_Given records_:

*****

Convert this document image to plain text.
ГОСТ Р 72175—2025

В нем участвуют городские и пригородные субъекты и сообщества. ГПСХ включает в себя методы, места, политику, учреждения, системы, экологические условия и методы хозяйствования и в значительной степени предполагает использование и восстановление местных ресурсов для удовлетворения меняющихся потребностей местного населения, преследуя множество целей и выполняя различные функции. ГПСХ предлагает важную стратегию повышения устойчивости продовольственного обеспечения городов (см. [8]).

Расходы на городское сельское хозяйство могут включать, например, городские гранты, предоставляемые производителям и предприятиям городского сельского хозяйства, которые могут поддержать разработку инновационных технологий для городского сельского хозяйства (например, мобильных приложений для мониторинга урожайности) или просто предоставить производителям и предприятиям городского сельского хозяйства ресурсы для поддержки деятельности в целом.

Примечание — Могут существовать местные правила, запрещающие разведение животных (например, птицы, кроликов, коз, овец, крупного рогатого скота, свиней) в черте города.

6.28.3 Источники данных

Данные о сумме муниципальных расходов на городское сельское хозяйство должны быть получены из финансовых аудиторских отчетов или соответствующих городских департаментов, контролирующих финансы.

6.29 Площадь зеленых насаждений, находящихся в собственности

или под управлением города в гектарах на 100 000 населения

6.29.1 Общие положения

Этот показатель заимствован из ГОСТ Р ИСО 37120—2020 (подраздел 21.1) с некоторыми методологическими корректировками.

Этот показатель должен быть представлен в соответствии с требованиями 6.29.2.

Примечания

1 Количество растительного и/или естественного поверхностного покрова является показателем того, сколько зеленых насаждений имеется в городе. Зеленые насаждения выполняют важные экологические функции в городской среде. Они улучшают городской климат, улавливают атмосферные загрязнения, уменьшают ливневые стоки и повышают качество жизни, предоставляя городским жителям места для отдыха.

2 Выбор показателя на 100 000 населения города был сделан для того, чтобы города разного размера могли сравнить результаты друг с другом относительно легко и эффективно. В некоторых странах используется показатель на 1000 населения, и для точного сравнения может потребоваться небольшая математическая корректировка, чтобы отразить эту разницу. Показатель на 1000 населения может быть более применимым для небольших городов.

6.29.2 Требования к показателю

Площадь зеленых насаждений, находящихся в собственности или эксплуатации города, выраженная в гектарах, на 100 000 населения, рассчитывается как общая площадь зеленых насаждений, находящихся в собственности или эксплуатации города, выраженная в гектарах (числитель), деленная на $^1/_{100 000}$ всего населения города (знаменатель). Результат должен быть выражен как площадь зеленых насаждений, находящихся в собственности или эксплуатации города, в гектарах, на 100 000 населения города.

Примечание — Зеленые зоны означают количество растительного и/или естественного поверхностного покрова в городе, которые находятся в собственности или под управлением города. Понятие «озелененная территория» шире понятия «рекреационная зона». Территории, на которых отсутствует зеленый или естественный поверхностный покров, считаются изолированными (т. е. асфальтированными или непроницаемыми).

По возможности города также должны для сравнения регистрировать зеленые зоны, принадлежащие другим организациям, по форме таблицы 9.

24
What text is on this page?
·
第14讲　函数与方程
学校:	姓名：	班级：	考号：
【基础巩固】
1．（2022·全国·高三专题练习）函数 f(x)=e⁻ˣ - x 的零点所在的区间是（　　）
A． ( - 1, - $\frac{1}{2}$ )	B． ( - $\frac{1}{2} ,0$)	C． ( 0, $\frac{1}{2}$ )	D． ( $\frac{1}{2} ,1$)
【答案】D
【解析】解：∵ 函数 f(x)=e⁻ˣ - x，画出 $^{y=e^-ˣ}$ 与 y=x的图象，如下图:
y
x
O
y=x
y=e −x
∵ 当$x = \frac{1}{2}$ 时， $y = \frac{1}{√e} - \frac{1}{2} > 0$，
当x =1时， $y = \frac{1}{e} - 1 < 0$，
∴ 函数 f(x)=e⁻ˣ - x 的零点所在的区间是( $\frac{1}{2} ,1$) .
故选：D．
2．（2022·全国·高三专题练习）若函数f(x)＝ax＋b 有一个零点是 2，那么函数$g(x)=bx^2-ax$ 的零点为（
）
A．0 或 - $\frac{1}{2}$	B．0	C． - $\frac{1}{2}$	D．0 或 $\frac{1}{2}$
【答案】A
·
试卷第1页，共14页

*****

A line counts if it holds the word "сельское". Work out how many lines in the listing count, and give only that number.

_Reply to the task_:
2